DIRECTION:
Find the line containing "Output a JSON" in the material below; copy that line and all following lines exactly.

DATA ROWS:
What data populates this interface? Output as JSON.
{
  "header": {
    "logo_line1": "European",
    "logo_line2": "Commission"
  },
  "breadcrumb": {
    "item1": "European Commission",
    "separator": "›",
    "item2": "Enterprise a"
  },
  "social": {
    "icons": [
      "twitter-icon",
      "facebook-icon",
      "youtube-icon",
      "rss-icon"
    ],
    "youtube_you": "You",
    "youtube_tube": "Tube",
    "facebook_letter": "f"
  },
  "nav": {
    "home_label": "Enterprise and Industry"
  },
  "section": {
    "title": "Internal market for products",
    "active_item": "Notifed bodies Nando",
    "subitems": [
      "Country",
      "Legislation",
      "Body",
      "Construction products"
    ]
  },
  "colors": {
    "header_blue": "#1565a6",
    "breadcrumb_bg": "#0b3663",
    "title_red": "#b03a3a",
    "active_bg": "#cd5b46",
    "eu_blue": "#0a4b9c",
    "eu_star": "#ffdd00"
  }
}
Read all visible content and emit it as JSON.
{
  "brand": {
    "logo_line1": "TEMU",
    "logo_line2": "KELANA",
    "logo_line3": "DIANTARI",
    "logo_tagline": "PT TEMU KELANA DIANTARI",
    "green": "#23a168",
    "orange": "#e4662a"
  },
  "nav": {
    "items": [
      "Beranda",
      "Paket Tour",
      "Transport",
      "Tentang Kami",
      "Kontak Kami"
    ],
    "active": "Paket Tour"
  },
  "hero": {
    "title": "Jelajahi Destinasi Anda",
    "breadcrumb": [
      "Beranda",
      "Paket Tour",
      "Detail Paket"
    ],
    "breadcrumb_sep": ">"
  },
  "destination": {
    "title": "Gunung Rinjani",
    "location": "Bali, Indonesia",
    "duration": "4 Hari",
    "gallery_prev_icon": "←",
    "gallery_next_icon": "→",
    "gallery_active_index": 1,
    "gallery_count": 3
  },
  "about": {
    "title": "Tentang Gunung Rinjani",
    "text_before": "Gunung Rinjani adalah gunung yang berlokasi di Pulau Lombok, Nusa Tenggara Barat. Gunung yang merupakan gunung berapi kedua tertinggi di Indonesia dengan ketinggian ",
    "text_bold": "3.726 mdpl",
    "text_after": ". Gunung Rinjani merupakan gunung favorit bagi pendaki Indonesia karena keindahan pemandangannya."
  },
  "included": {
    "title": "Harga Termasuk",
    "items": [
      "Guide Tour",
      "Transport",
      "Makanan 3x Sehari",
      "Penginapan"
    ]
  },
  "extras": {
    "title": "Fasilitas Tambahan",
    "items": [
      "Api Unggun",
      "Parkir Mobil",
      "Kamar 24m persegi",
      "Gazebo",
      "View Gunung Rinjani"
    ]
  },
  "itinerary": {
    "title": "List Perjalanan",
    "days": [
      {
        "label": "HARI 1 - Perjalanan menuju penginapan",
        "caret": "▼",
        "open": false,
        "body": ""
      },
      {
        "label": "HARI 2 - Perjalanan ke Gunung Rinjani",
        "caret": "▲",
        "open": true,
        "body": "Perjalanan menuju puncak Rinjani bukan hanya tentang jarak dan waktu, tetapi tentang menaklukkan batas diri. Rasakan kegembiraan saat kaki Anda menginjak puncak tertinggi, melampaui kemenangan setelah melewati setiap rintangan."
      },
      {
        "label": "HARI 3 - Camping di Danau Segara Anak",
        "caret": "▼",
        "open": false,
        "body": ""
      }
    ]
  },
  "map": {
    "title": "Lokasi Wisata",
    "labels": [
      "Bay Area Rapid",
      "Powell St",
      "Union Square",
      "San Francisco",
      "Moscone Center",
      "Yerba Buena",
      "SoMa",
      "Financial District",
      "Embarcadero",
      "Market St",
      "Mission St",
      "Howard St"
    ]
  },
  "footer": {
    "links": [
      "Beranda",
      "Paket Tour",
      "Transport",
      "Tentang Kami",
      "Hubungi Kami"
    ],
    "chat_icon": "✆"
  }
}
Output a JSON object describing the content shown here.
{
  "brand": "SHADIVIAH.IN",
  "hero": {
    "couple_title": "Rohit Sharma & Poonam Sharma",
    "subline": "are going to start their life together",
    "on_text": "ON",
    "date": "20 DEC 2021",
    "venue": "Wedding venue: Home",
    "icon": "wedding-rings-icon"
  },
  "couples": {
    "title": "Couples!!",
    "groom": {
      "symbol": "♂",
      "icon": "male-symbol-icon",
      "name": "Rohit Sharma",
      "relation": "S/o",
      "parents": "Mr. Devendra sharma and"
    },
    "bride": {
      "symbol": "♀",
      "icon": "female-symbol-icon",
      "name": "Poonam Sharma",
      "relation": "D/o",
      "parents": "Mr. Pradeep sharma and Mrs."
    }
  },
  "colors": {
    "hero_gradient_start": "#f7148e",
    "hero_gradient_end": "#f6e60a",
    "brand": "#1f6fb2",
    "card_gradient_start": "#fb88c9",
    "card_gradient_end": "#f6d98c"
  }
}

ANSWER FOR THE TASK:
Output a JSON object describing the content shown here.
{
  "brand": "SHADIVIAH.IN",
  "hero": {
    "couple_title": "Rohit Sharma & Poonam Sharma",
    "subline": "are going to start their life together",
    "on_text": "ON",
    "date": "20 DEC 2021",
    "venue": "Wedding venue: Home",
    "icon": "wedding-rings-icon"
  },
  "couples": {
    "title": "Couples!!",
    "groom": {
      "symbol": "♂",
      "icon": "male-symbol-icon",
      "name": "Rohit Sharma",
      "relation": "S/o",
      "parents": "Mr. Devendra sharma and"
    },
    "bride": {
      "symbol": "♀",
      "icon": "female-symbol-icon",
      "name": "Poonam Sharma",
      "relation": "D/o",
      "parents": "Mr. Pradeep sharma and Mrs."
    }
  },
  "colors": {
    "hero_gradient_start": "#f7148e",
    "hero_gradient_end": "#f6e60a",
    "brand": "#1f6fb2",
    "card_gradient_start": "#fb88c9",
    "card_gradient_end": "#f6d98c"
  }
}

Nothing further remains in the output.